▶ **Required work**
Skip the pictures and quote all of the lines exactly.

────

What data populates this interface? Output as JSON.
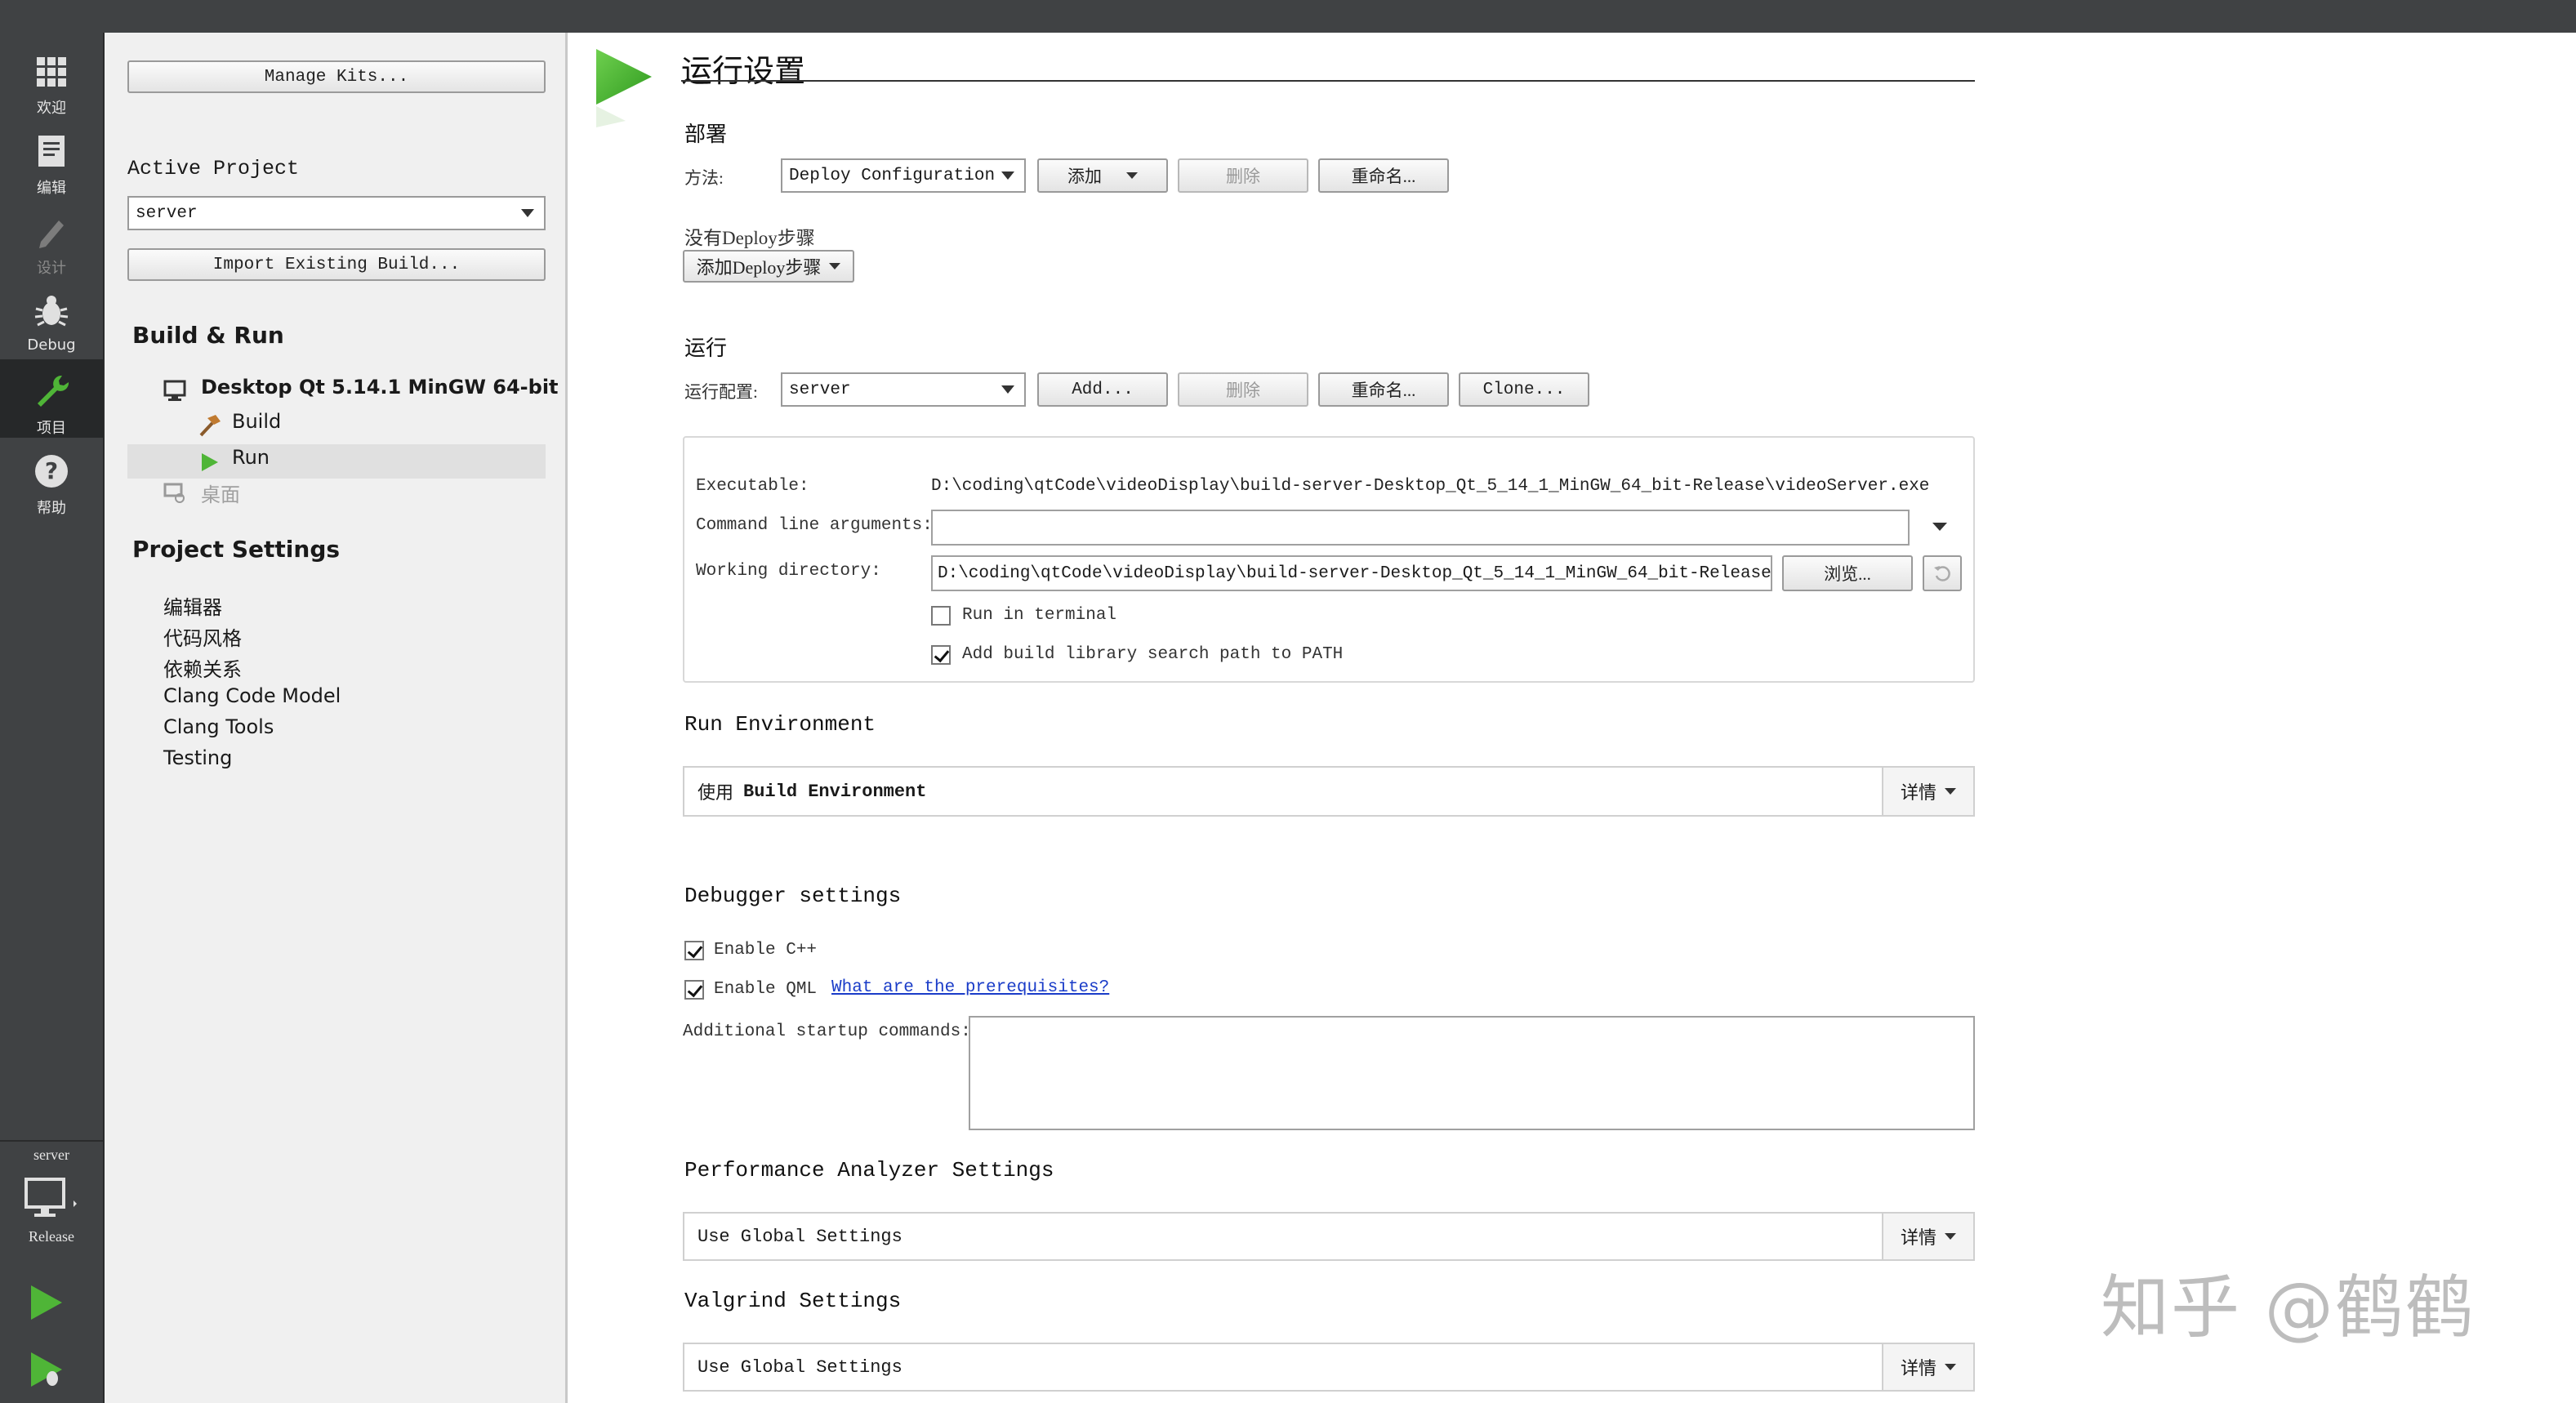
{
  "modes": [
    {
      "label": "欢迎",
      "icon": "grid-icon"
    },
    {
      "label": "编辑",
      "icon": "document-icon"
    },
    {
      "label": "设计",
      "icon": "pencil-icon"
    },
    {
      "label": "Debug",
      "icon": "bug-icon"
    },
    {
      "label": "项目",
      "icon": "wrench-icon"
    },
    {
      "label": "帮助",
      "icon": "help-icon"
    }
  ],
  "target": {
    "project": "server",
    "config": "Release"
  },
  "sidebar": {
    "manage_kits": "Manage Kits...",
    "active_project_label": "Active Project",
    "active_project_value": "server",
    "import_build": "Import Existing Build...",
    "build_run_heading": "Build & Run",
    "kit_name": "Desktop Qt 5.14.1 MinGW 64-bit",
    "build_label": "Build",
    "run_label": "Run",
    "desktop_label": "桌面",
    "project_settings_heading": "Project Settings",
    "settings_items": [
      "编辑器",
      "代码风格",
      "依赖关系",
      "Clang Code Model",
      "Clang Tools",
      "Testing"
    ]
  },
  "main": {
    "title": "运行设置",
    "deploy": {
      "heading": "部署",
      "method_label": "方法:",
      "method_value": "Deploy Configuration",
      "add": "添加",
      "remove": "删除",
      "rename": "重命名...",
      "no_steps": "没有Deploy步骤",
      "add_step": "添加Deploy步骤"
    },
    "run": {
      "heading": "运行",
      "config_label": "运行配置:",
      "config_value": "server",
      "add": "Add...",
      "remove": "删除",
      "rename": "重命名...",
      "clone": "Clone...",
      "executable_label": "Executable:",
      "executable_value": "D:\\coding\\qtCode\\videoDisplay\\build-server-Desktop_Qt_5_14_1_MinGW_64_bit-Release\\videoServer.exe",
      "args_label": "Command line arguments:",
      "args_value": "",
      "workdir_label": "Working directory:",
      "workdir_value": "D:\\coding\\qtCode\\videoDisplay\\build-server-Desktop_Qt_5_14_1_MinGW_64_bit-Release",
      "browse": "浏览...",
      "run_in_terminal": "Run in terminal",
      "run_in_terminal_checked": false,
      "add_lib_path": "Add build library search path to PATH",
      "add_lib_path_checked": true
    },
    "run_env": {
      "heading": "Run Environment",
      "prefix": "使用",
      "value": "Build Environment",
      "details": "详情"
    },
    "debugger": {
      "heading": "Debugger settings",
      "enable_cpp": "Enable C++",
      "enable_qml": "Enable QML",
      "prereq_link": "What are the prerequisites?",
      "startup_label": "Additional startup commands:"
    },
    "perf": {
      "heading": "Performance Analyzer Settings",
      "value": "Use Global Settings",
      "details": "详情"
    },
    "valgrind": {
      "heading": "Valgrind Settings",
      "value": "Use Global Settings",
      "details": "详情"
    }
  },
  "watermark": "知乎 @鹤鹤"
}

────

▶ **Complete answer**
What data populates this interface? Output as JSON.
{
  "modes": [
    {
      "label": "欢迎",
      "icon": "grid-icon"
    },
    {
      "label": "编辑",
      "icon": "document-icon"
    },
    {
      "label": "设计",
      "icon": "pencil-icon"
    },
    {
      "label": "Debug",
      "icon": "bug-icon"
    },
    {
      "label": "项目",
      "icon": "wrench-icon"
    },
    {
      "label": "帮助",
      "icon": "help-icon"
    }
  ],
  "target": {
    "project": "server",
    "config": "Release"
  },
  "sidebar": {
    "manage_kits": "Manage Kits...",
    "active_project_label": "Active Project",
    "active_project_value": "server",
    "import_build": "Import Existing Build...",
    "build_run_heading": "Build & Run",
    "kit_name": "Desktop Qt 5.14.1 MinGW 64-bit",
    "build_label": "Build",
    "run_label": "Run",
    "desktop_label": "桌面",
    "project_settings_heading": "Project Settings",
    "settings_items": [
      "编辑器",
      "代码风格",
      "依赖关系",
      "Clang Code Model",
      "Clang Tools",
      "Testing"
    ]
  },
  "main": {
    "title": "运行设置",
    "deploy": {
      "heading": "部署",
      "method_label": "方法:",
      "method_value": "Deploy Configuration",
      "add": "添加",
      "remove": "删除",
      "rename": "重命名...",
      "no_steps": "没有Deploy步骤",
      "add_step": "添加Deploy步骤"
    },
    "run": {
      "heading": "运行",
      "config_label": "运行配置:",
      "config_value": "server",
      "add": "Add...",
      "remove": "删除",
      "rename": "重命名...",
      "clone": "Clone...",
      "executable_label": "Executable:",
      "executable_value": "D:\\coding\\qtCode\\videoDisplay\\build-server-Desktop_Qt_5_14_1_MinGW_64_bit-Release\\videoServer.exe",
      "args_label": "Command line arguments:",
      "args_value": "",
      "workdir_label": "Working directory:",
      "workdir_value": "D:\\coding\\qtCode\\videoDisplay\\build-server-Desktop_Qt_5_14_1_MinGW_64_bit-Release",
      "browse": "浏览...",
      "run_in_terminal": "Run in terminal",
      "run_in_terminal_checked": false,
      "add_lib_path": "Add build library search path to PATH",
      "add_lib_path_checked": true
    },
    "run_env": {
      "heading": "Run Environment",
      "prefix": "使用",
      "value": "Build Environment",
      "details": "详情"
    },
    "debugger": {
      "heading": "Debugger settings",
      "enable_cpp": "Enable C++",
      "enable_qml": "Enable QML",
      "prereq_link": "What are the prerequisites?",
      "startup_label": "Additional startup commands:"
    },
    "perf": {
      "heading": "Performance Analyzer Settings",
      "value": "Use Global Settings",
      "details": "详情"
    },
    "valgrind": {
      "heading": "Valgrind Settings",
      "value": "Use Global Settings",
      "details": "详情"
    }
  },
  "watermark": "知乎 @鹤鹤"
}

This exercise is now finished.